◆ **Provided information**:
►

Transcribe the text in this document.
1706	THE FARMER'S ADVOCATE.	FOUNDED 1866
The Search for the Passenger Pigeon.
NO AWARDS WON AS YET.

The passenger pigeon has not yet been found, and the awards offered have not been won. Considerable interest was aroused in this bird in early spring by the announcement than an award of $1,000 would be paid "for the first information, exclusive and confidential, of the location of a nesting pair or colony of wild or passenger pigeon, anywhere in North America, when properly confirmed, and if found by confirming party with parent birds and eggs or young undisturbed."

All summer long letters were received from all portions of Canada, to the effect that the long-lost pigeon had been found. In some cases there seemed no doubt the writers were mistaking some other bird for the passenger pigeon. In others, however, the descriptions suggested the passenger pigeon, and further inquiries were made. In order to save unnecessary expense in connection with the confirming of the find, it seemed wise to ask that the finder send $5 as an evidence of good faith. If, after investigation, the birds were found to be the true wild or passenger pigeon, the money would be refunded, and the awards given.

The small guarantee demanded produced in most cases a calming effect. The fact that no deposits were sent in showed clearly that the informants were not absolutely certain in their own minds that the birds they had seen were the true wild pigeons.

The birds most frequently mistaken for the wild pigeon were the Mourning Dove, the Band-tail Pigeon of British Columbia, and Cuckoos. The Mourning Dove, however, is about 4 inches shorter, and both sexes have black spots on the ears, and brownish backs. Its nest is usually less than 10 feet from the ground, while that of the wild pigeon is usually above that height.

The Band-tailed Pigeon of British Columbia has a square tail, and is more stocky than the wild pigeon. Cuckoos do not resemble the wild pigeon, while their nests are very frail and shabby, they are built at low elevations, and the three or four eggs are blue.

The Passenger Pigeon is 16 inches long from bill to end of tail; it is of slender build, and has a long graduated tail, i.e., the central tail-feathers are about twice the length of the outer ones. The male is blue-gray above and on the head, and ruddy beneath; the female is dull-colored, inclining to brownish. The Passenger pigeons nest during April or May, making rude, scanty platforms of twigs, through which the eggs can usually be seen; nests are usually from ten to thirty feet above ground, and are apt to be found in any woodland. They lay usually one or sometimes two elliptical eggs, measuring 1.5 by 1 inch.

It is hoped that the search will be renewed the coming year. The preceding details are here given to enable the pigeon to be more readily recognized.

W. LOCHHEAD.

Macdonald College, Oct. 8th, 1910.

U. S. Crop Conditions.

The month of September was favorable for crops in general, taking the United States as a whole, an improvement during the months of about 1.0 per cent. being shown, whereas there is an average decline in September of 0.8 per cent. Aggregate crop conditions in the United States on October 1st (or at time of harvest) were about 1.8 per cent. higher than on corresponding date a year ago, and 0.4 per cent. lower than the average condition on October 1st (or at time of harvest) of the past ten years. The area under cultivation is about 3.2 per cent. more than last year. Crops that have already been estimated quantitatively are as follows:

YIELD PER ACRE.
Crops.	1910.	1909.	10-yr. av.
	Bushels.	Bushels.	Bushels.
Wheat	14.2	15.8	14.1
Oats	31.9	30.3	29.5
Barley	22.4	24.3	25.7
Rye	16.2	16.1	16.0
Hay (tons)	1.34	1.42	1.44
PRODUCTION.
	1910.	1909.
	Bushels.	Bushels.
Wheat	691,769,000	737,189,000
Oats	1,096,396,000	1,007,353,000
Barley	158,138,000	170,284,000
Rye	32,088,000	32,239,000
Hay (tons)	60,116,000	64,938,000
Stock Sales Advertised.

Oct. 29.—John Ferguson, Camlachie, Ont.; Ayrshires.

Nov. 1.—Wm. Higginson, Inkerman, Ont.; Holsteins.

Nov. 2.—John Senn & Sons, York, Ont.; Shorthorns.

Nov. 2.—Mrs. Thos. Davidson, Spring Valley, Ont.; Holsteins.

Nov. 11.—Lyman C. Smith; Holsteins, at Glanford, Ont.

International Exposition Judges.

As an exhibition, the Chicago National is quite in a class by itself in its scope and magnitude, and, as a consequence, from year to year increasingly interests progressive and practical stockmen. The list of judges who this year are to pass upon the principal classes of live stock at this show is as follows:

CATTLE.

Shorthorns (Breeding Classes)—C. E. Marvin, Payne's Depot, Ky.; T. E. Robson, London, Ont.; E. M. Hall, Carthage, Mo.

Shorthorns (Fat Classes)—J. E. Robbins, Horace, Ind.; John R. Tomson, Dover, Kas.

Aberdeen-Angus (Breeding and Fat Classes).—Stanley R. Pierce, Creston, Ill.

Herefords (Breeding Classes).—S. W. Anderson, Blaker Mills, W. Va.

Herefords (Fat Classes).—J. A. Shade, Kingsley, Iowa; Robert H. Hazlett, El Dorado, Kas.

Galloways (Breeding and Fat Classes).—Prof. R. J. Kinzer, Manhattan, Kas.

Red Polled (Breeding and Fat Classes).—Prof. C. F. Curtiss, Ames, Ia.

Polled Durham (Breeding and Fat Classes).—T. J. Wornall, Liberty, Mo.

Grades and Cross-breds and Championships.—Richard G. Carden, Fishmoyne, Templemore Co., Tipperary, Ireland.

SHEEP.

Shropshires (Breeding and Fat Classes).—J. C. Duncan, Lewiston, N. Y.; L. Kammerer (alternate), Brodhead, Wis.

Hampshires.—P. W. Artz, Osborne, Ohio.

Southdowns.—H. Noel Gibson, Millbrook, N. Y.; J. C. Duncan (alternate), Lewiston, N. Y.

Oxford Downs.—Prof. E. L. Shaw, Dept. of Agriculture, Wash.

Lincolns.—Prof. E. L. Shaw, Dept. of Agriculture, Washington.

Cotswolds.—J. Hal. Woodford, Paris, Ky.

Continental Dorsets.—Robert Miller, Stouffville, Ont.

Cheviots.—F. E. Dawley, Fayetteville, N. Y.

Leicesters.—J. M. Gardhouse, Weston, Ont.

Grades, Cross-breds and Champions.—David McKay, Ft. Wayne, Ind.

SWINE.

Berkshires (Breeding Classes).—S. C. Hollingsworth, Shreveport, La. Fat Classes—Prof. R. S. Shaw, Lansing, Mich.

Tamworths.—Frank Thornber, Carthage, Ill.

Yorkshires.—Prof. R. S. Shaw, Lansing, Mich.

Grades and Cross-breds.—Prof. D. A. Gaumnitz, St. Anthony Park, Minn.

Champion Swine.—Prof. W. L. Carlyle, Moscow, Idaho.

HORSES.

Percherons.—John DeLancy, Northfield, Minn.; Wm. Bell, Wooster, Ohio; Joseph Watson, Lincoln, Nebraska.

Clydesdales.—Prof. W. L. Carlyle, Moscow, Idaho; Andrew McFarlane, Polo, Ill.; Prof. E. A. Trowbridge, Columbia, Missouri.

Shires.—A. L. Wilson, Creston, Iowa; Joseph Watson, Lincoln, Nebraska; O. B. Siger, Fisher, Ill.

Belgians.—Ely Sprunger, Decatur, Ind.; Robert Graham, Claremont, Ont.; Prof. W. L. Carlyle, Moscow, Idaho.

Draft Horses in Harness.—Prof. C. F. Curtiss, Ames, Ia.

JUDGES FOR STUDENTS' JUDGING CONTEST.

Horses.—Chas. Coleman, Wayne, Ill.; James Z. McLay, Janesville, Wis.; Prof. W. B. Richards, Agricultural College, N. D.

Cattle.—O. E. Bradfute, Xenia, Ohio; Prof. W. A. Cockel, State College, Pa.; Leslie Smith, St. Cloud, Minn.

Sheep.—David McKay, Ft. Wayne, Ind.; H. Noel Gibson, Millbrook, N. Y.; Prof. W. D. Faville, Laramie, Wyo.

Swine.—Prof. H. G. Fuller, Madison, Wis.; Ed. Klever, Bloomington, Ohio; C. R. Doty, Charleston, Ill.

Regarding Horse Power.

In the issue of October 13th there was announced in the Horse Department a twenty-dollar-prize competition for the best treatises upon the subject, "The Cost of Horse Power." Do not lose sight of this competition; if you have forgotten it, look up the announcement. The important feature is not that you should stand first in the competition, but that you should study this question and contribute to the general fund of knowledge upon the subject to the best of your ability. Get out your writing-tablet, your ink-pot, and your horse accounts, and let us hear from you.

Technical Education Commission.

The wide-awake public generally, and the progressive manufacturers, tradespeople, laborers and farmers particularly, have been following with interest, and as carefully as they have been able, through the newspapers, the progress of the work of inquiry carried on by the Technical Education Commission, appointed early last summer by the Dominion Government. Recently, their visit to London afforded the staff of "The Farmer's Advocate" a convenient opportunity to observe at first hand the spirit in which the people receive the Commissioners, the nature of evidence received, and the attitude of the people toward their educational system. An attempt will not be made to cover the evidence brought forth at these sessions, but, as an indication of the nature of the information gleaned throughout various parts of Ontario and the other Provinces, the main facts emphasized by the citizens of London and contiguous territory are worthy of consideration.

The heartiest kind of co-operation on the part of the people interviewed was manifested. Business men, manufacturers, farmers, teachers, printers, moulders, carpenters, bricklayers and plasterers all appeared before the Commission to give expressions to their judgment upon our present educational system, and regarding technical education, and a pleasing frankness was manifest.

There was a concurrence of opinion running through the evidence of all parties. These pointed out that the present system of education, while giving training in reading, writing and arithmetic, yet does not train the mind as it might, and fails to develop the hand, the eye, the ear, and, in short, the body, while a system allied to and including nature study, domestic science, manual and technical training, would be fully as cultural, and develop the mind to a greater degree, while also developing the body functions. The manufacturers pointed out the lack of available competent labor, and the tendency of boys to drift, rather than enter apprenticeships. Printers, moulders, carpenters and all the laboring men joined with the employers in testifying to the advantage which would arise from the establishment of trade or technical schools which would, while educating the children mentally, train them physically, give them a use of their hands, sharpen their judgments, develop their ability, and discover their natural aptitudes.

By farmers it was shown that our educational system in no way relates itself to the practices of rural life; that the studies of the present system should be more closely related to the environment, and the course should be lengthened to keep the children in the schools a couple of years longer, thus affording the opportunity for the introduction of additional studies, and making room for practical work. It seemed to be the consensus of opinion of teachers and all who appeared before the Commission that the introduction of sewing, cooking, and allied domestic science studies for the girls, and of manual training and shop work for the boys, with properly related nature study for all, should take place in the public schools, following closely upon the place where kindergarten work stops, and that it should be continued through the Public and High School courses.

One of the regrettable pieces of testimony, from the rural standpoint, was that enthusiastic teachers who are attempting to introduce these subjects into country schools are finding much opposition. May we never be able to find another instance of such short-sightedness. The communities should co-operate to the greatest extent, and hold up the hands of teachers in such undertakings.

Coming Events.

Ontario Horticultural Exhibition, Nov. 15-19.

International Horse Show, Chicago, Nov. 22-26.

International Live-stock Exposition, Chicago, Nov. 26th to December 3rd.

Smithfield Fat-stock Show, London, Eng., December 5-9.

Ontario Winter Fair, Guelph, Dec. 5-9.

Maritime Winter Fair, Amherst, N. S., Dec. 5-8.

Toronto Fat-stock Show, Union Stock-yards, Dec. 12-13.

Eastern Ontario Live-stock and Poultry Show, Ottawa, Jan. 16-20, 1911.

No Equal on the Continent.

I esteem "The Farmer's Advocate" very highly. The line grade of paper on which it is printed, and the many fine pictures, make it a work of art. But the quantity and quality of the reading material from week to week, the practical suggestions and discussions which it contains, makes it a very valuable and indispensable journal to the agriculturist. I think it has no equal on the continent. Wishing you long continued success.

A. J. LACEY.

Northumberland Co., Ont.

◄

◆ **Exercise brief**: In the records above, find the lines containing "Joseph" and copy them.

◆ **Result for this task**:
Percherons.—John DeLancy, Northfield, Minn.; Wm. Bell, Wooster, Ohio; Joseph Watson, Lincoln, Nebraska.
Shires.—A. L. Wilson, Creston, Iowa; Joseph Watson, Lincoln, Nebraska; O. B. Siger, Fisher, Ill.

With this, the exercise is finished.